DO THIS | Reproduce the data verbatim, starting with the first line and going on through the line with "example-translation: 男孩们以热切的心情倾听我的故事。 xyxy=(113,1051,362,1069)".

GIVEN RECORDS |

==================================================

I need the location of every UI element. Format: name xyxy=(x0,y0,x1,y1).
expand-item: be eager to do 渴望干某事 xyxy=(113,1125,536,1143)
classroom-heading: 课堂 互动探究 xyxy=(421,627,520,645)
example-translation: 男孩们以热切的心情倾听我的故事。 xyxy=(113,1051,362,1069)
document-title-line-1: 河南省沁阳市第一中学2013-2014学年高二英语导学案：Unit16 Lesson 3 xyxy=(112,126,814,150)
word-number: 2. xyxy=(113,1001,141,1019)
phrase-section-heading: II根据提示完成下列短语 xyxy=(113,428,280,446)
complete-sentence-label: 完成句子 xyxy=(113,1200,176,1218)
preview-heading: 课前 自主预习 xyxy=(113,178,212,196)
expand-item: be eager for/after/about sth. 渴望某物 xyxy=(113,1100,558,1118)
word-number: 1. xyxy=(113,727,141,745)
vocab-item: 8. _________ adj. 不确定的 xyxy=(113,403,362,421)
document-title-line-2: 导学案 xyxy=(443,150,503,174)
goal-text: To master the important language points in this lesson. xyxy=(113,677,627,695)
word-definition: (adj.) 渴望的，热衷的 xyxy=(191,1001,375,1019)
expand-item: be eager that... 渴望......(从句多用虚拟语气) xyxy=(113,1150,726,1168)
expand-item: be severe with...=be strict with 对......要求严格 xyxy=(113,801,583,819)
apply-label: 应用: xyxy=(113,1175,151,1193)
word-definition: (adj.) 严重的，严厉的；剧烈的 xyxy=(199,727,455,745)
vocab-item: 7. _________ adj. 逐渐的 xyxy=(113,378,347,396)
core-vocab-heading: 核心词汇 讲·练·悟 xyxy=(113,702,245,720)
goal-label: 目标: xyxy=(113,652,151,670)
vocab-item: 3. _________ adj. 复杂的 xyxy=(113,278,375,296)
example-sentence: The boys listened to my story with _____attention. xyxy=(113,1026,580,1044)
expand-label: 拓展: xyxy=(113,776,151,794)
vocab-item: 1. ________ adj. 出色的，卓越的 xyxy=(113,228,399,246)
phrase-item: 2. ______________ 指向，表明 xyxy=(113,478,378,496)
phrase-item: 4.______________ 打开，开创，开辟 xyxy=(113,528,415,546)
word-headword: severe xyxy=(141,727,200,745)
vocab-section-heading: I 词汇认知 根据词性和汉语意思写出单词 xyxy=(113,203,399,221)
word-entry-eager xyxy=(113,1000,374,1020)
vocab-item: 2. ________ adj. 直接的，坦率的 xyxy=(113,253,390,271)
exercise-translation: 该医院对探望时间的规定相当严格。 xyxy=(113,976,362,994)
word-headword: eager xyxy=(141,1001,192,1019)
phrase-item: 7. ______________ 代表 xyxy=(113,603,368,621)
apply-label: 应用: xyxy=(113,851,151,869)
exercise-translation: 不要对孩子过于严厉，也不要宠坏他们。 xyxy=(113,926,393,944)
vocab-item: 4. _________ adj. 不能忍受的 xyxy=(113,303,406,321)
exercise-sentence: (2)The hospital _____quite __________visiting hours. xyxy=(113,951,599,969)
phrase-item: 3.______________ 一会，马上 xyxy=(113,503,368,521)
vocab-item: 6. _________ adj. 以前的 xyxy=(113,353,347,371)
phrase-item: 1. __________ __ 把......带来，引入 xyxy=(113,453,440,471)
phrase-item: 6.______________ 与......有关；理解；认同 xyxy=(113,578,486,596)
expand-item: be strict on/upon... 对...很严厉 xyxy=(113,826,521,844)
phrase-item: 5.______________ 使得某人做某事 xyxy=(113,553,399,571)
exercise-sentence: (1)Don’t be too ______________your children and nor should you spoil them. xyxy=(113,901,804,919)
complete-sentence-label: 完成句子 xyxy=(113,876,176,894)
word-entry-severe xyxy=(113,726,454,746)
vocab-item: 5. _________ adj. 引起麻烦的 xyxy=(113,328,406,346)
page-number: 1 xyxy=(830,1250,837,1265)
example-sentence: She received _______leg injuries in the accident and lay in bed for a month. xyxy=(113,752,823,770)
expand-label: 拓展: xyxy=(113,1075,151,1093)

==================================================

ANSWER IN FULL |
I need the location of every UI element. Format: name xyxy=(x0,y0,x1,y1).
expand-item: be eager to do 渴望干某事 xyxy=(113,1125,536,1143)
classroom-heading: 课堂 互动探究 xyxy=(421,627,520,645)
example-translation: 男孩们以热切的心情倾听我的故事。 xyxy=(113,1051,362,1069)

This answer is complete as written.